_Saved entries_
start

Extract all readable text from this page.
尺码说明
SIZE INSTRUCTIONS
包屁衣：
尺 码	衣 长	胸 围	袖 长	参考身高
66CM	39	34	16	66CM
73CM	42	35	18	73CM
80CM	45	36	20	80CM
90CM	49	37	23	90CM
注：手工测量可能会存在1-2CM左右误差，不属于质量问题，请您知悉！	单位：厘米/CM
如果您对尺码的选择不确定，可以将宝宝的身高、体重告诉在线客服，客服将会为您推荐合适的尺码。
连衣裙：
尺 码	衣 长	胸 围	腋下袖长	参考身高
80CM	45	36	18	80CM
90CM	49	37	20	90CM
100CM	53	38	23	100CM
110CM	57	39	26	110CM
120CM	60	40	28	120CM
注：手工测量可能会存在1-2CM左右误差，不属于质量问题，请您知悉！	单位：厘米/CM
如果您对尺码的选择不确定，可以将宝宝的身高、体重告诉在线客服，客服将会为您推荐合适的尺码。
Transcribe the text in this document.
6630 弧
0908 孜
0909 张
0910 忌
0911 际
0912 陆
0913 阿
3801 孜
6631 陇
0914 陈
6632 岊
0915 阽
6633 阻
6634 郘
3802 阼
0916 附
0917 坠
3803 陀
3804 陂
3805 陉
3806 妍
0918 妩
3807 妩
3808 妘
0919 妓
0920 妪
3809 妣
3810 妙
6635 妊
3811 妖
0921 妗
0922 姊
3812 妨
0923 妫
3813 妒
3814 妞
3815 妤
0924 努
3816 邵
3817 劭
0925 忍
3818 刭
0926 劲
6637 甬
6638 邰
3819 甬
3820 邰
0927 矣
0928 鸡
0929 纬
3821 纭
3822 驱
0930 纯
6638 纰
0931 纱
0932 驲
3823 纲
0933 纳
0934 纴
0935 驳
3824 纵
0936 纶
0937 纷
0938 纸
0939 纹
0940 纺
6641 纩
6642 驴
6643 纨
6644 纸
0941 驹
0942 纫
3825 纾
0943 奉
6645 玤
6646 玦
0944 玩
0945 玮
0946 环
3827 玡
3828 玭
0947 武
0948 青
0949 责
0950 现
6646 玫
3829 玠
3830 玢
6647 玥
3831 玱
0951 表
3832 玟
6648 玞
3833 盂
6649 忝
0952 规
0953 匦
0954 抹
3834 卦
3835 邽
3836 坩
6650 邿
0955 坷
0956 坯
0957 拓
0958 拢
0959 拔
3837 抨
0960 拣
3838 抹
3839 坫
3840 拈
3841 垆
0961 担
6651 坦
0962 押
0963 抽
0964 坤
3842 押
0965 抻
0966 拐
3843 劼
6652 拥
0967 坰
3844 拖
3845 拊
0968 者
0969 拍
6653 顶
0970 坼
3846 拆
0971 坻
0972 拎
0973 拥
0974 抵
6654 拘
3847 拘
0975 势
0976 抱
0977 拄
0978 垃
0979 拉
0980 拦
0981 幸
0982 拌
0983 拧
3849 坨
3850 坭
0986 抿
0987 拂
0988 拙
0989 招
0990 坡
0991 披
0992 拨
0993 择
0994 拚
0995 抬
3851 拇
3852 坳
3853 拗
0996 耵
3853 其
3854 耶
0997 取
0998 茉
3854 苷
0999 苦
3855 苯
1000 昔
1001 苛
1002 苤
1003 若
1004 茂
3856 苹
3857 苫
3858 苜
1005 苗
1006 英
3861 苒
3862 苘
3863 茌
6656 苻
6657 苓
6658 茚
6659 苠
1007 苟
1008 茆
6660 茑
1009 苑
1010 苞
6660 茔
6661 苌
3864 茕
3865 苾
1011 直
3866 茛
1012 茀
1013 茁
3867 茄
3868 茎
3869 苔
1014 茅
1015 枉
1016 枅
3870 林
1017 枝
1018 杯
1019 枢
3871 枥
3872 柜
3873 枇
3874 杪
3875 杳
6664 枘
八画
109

end

_Challenge_
Repeat the preceding lines exactly, please, every one of them.

_Problem solution_
Extract all readable text from this page.
尺码说明
SIZE INSTRUCTIONS
包屁衣：
尺 码	衣 长	胸 围	袖 长	参考身高
66CM	39	34	16	66CM
73CM	42	35	18	73CM
80CM	45	36	20	80CM
90CM	49	37	23	90CM
注：手工测量可能会存在1-2CM左右误差，不属于质量问题，请您知悉！	单位：厘米/CM
如果您对尺码的选择不确定，可以将宝宝的身高、体重告诉在线客服，客服将会为您推荐合适的尺码。
连衣裙：
尺 码	衣 长	胸 围	腋下袖长	参考身高
80CM	45	36	18	80CM
90CM	49	37	20	90CM
100CM	53	38	23	100CM
110CM	57	39	26	110CM
120CM	60	40	28	120CM
注：手工测量可能会存在1-2CM左右误差，不属于质量问题，请您知悉！	单位：厘米/CM
如果您对尺码的选择不确定，可以将宝宝的身高、体重告诉在线客服，客服将会为您推荐合适的尺码。
Transcribe the text in this document.
6630 弧
0908 孜
0909 张
0910 忌
0911 际
0912 陆
0913 阿
3801 孜
6631 陇
0914 陈
6632 岊
0915 阽
6633 阻
6634 郘
3802 阼
0916 附
0917 坠
3803 陀
3804 陂
3805 陉
3806 妍
0918 妩
3807 妩
3808 妘
0919 妓
0920 妪
3809 妣
3810 妙
6635 妊
3811 妖
0921 妗
0922 姊
3812 妨
0923 妫
3813 妒
3814 妞
3815 妤
0924 努
3816 邵
3817 劭
0925 忍
3818 刭
0926 劲
6637 甬
6638 邰
3819 甬
3820 邰
0927 矣
0928 鸡
0929 纬
3821 纭
3822 驱
0930 纯
6638 纰
0931 纱
0932 驲
3823 纲
0933 纳
0934 纴
0935 驳
3824 纵
0936 纶
0937 纷
0938 纸
0939 纹
0940 纺
6641 纩
6642 驴
6643 纨
6644 纸
0941 驹
0942 纫
3825 纾
0943 奉
6645 玤
6646 玦
0944 玩
0945 玮
0946 环
3827 玡
3828 玭
0947 武
0948 青
0949 责
0950 现
6646 玫
3829 玠
3830 玢
6647 玥
3831 玱
0951 表
3832 玟
6648 玞
3833 盂
6649 忝
0952 规
0953 匦
0954 抹
3834 卦
3835 邽
3836 坩
6650 邿
0955 坷
0956 坯
0957 拓
0958 拢
0959 拔
3837 抨
0960 拣
3838 抹
3839 坫
3840 拈
3841 垆
0961 担
6651 坦
0962 押
0963 抽
0964 坤
3842 押
0965 抻
0966 拐
3843 劼
6652 拥
0967 坰
3844 拖
3845 拊
0968 者
0969 拍
6653 顶
0970 坼
3846 拆
0971 坻
0972 拎
0973 拥
0974 抵
6654 拘
3847 拘
0975 势
0976 抱
0977 拄
0978 垃
0979 拉
0980 拦
0981 幸
0982 拌
0983 拧
3849 坨
3850 坭
0986 抿
0987 拂
0988 拙
0989 招
0990 坡
0991 披
0992 拨
0993 择
0994 拚
0995 抬
3851 拇
3852 坳
3853 拗
0996 耵
3853 其
3854 耶
0997 取
0998 茉
3854 苷
0999 苦
3855 苯
1000 昔
1001 苛
1002 苤
1003 若
1004 茂
3856 苹
3857 苫
3858 苜
1005 苗
1006 英
3861 苒
3862 苘
3863 茌
6656 苻
6657 苓
6658 茚
6659 苠
1007 苟
1008 茆
6660 茑
1009 苑
1010 苞
6660 茔
6661 苌
3864 茕
3865 苾
1011 直
3866 茛
1012 茀
1013 茁
3867 茄
3868 茎
3869 苔
1014 茅
1015 枉
1016 枅
3870 林
1017 枝
1018 杯
1019 枢
3871 枥
3872 柜
3873 枇
3874 杪
3875 杳
6664 枘
八画
109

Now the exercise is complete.